(Problem statement):
Identify the lines in the data below that contain "name" and give only how many there are.
(begin)
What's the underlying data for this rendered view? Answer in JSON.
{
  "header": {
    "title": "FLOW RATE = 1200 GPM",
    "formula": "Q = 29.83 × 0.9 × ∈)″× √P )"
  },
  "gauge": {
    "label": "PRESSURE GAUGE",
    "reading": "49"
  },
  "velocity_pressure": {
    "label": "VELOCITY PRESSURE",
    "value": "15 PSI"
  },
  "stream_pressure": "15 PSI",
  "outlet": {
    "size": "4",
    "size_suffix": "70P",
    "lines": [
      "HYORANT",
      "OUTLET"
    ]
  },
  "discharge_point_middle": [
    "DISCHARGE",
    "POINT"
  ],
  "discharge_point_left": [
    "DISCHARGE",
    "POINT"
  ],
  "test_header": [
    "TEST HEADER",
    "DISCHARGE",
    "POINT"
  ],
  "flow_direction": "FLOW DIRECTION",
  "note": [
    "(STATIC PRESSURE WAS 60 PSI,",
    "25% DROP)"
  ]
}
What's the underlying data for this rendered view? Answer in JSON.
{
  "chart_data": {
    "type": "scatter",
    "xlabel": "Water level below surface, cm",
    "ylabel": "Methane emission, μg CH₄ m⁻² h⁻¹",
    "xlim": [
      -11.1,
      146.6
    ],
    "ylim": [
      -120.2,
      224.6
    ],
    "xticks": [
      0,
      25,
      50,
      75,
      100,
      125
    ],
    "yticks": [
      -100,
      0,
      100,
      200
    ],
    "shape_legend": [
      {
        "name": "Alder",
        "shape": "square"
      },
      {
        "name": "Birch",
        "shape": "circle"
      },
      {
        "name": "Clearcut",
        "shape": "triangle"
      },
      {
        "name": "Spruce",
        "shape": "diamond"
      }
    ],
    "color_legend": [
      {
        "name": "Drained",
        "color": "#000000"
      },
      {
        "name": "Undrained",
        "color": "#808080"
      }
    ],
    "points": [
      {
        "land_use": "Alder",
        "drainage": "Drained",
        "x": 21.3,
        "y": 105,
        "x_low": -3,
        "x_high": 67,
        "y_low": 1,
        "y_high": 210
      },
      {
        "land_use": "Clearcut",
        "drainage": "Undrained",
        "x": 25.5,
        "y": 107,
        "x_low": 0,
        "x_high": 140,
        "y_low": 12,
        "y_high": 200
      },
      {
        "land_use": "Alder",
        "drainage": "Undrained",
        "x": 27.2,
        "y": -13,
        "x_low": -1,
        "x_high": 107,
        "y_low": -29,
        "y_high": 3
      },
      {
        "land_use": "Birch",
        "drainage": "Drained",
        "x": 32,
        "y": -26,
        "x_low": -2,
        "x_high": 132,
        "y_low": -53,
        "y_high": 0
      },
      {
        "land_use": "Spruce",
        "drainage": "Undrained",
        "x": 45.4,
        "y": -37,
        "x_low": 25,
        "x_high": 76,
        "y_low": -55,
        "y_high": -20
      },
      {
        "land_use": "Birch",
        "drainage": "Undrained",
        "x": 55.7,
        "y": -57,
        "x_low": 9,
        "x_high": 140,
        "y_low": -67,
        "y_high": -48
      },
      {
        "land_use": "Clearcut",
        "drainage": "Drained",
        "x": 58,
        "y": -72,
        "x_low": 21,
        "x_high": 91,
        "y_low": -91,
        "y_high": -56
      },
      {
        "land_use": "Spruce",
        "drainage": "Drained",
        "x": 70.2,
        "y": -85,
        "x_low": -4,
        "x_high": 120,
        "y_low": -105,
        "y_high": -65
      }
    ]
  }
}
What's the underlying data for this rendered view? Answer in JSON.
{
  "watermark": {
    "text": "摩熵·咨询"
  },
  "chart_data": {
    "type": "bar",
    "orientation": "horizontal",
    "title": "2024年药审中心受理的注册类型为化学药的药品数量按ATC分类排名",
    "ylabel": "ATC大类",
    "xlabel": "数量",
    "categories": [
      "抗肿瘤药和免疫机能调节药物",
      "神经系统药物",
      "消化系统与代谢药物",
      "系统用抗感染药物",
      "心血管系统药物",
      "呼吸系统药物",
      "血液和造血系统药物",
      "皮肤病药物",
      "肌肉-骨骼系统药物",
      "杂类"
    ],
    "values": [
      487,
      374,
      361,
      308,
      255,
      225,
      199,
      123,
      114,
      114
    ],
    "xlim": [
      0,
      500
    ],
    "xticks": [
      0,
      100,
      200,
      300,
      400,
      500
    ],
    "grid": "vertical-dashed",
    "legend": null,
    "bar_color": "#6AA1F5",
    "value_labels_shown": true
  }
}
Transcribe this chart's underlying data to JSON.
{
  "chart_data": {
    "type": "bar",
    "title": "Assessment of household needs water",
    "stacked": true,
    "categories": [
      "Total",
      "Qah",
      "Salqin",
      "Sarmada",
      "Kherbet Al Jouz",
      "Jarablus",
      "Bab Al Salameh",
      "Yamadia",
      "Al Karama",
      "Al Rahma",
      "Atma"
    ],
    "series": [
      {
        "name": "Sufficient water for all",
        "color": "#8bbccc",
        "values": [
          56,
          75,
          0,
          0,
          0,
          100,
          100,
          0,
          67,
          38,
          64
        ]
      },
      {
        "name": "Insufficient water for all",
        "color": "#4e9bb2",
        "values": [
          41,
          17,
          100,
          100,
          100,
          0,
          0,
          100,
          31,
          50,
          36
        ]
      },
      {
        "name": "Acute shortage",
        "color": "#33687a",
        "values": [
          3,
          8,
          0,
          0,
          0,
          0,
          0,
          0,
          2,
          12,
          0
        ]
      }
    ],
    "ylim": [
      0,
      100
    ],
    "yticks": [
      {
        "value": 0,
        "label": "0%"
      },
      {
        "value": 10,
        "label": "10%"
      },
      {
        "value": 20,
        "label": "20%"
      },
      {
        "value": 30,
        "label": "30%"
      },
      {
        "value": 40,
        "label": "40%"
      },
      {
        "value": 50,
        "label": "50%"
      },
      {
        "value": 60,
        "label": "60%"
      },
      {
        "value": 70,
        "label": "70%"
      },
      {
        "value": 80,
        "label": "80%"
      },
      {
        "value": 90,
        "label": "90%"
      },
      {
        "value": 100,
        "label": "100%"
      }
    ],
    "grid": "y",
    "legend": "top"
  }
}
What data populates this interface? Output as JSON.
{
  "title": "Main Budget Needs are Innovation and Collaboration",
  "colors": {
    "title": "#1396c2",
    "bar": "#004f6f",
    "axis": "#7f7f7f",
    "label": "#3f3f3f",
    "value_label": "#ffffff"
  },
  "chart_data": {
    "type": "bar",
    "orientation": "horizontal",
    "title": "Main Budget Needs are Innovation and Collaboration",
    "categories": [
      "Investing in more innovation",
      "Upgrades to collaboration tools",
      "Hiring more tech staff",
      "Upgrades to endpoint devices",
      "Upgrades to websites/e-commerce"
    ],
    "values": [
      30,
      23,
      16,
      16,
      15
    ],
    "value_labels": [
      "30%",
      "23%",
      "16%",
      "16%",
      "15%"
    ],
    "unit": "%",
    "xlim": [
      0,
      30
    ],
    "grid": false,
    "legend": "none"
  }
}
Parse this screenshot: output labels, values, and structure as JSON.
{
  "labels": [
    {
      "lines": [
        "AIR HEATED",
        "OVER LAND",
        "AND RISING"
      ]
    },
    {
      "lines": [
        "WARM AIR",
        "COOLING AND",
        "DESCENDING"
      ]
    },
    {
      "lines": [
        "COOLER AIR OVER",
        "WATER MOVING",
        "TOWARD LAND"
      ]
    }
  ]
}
(end)
(Result below):
9